OBJECTIVE: Restate each line of the listing exactly, without carrying over any pictures.
____________
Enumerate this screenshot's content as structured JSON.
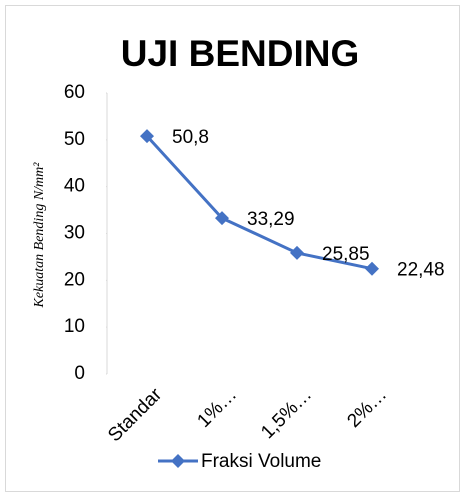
{
  "chart_data": {
    "type": "line",
    "title": "UJI BENDING",
    "y_label": "Kekuatan Bending  N/mm²",
    "categories": [
      "Standar",
      "1%…",
      "1,5%…",
      "2%…"
    ],
    "series": [
      {
        "name": "Fraksi Volume",
        "color": "#4472c4",
        "values": [
          50.8,
          33.29,
          25.85,
          22.48
        ],
        "value_labels": [
          "50,8",
          "33,29",
          "25,85",
          "22,48"
        ]
      }
    ],
    "ylim": [
      0,
      60
    ],
    "yticks": [
      0,
      10,
      20,
      30,
      40,
      50,
      60
    ],
    "grid": false,
    "legend": "bottom"
  }
}
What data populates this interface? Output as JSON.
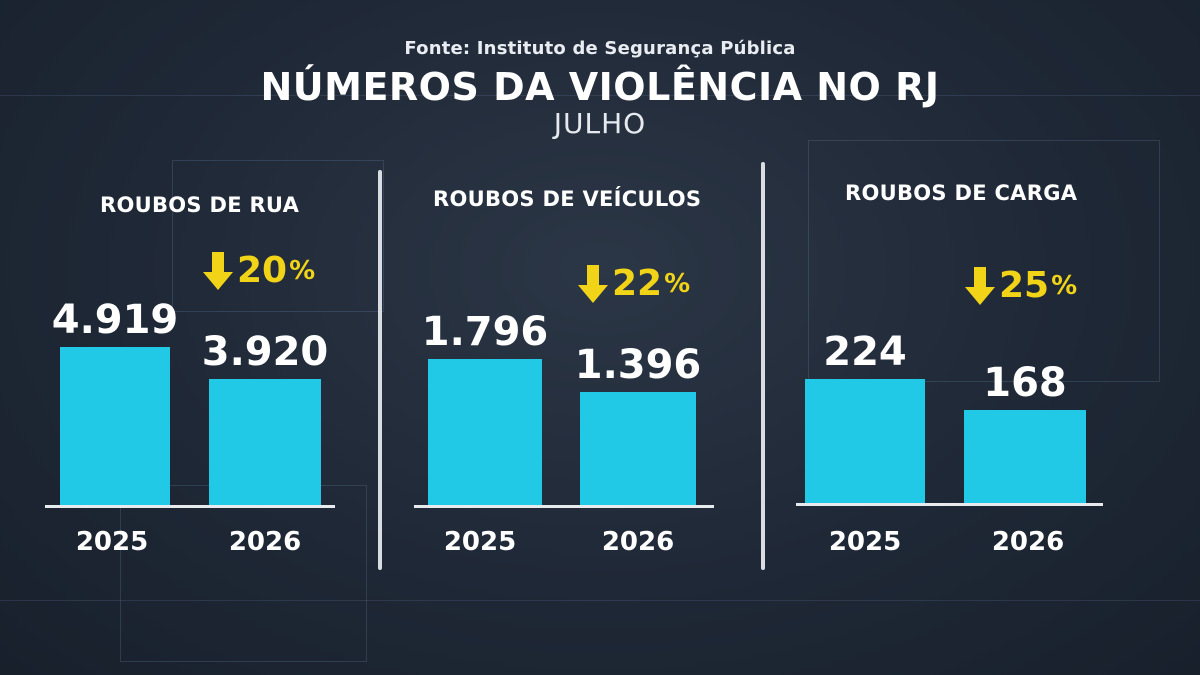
____________
PROBLEM SOLUTION:
Enumerate this screenshot's content as structured JSON.
{
  "chart_data": {
    "type": "line",
    "title": "UJI BENDING",
    "y_label": "Kekuatan Bending  N/mm²",
    "categories": [
      "Standar",
      "1%…",
      "1,5%…",
      "2%…"
    ],
    "series": [
      {
        "name": "Fraksi Volume",
        "color": "#4472c4",
        "values": [
          50.8,
          33.29,
          25.85,
          22.48
        ],
        "value_labels": [
          "50,8",
          "33,29",
          "25,85",
          "22,48"
        ]
      }
    ],
    "ylim": [
      0,
      60
    ],
    "yticks": [
      0,
      10,
      20,
      30,
      40,
      50,
      60
    ],
    "grid": false,
    "legend": "bottom"
  }
}
What data populates this interface? Output as JSON.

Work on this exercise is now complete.